**Available data**
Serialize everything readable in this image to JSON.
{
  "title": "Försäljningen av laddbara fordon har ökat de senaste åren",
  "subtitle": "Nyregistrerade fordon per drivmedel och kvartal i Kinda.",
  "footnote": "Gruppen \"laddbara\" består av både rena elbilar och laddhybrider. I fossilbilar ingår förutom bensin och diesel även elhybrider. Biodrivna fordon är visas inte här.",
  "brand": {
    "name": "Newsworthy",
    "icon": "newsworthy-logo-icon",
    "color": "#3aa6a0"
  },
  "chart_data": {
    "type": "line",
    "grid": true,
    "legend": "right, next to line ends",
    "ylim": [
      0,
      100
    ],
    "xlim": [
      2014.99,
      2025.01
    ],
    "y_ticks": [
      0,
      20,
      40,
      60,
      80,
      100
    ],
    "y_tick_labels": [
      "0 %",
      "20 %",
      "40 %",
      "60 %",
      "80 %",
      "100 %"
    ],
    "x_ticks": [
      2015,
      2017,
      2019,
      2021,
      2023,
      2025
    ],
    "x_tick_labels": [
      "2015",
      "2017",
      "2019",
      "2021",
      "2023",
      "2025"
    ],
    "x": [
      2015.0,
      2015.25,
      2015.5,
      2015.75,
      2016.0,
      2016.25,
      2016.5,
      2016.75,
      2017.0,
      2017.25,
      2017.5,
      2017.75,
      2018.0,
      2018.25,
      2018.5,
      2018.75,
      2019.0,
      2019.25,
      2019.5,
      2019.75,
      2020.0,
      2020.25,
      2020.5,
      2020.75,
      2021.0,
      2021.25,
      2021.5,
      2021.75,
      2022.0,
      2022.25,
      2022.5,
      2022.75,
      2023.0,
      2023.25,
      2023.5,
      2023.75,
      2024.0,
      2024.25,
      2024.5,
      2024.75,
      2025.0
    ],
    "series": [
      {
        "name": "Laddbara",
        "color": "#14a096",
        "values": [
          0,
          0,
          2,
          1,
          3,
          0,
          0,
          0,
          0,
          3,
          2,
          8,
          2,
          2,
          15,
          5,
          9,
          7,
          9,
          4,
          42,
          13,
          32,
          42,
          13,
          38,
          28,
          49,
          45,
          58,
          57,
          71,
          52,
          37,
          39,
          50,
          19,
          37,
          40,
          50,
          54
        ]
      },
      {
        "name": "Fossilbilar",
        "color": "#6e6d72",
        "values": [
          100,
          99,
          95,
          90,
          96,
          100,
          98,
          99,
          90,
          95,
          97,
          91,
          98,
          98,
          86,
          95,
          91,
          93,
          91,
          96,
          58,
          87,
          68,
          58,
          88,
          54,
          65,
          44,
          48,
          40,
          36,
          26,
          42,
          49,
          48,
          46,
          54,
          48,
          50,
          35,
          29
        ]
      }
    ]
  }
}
* * *
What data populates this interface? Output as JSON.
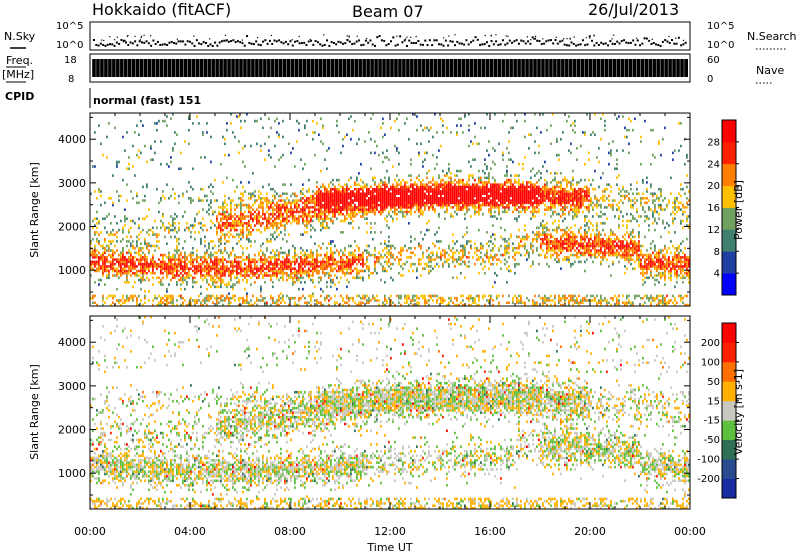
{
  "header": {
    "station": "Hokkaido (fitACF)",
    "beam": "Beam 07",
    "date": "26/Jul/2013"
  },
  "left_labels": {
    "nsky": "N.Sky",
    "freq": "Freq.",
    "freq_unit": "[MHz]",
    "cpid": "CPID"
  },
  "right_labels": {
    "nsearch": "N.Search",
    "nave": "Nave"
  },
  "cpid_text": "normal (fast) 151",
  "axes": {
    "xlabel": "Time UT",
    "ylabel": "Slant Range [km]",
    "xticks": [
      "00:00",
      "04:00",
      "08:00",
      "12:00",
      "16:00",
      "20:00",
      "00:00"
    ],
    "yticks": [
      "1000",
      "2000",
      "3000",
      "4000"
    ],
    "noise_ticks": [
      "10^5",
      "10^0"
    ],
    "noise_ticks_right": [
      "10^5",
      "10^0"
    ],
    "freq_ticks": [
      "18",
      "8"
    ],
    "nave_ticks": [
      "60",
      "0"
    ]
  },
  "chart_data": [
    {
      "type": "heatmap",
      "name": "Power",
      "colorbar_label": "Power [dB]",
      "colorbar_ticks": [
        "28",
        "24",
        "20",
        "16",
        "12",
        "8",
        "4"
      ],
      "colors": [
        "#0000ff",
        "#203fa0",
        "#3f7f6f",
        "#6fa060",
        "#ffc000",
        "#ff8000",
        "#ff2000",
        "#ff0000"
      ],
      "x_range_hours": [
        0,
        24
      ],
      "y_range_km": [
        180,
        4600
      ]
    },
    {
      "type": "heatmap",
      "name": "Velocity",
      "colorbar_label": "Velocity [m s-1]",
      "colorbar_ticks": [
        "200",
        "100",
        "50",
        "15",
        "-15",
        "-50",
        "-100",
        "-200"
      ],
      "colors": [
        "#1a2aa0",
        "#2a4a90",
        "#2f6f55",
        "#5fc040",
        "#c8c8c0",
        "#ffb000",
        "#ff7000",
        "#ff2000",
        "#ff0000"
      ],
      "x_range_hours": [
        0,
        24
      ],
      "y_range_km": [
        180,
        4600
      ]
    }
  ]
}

**Problem requirements**
In the entries above, find each line with the word "this" and show it.

**Written solution**
Serialize everything readable in this image to JSON.
What data populates this interface? Output as JSON.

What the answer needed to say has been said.